▸ **The exercise**
Wherever the word "this" shows up in a line, please copy that line.

▸ **Collection entries**
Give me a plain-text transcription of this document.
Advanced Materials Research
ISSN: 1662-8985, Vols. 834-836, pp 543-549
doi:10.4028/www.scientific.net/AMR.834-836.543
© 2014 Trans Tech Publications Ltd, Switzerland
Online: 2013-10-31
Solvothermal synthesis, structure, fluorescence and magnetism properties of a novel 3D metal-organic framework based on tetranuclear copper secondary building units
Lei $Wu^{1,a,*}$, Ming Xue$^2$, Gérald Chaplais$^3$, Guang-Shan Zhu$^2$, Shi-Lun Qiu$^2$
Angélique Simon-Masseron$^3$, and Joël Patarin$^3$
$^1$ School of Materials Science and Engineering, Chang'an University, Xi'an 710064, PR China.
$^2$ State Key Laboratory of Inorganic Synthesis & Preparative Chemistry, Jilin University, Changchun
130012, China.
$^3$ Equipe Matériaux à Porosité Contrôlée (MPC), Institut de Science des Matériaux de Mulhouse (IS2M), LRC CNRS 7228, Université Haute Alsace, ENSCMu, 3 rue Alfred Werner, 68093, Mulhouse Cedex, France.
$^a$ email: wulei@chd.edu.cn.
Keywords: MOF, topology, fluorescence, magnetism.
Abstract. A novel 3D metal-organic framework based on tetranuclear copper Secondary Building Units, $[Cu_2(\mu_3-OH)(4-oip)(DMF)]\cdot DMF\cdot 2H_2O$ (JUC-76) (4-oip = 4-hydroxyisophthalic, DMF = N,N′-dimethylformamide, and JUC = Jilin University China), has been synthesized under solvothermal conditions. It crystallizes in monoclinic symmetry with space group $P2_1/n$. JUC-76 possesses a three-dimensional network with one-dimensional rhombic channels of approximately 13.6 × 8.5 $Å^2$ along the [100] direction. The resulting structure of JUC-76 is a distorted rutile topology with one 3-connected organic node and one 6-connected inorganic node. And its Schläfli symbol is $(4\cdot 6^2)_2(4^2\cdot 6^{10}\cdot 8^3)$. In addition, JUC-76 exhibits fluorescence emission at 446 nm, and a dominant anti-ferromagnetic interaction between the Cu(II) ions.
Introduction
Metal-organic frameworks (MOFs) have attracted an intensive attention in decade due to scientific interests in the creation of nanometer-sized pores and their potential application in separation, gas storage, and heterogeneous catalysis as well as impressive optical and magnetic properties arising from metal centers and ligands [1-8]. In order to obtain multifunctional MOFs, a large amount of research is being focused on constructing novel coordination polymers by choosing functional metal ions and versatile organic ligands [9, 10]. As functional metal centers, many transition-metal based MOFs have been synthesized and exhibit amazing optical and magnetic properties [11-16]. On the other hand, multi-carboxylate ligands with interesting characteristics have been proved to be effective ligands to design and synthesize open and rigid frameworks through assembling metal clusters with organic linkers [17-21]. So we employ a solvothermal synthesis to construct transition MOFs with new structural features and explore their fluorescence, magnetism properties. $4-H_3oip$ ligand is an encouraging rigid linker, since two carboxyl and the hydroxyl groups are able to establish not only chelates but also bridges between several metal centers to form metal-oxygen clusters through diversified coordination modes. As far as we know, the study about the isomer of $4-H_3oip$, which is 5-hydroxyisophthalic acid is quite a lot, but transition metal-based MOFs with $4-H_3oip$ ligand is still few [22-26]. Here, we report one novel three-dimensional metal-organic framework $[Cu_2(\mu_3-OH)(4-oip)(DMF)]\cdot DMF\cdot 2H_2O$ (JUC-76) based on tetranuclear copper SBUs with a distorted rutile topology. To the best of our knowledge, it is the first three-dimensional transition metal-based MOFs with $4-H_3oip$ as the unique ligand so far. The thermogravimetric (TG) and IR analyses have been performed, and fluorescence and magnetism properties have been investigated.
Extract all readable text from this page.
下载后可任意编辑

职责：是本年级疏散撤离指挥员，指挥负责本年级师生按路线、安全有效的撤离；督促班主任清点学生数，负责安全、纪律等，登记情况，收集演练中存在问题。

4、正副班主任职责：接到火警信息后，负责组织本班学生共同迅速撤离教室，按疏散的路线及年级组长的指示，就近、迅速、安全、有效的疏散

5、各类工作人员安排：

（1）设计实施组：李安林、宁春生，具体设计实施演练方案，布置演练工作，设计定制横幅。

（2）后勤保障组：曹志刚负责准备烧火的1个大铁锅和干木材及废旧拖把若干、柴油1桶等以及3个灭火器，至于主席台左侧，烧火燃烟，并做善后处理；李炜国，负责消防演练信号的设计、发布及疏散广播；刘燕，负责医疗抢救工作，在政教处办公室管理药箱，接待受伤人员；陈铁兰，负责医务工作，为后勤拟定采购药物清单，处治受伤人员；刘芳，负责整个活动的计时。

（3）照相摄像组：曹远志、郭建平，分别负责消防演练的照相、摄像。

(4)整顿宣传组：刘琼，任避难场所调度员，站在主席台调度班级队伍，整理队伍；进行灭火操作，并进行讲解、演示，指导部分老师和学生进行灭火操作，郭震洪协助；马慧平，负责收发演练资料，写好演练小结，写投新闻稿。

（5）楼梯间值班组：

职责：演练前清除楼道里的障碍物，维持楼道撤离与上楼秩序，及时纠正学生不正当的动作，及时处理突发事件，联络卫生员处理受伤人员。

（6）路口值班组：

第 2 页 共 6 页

▸ **Task result**
Give me a plain-text transcription of this document.
Extract all readable text from this page.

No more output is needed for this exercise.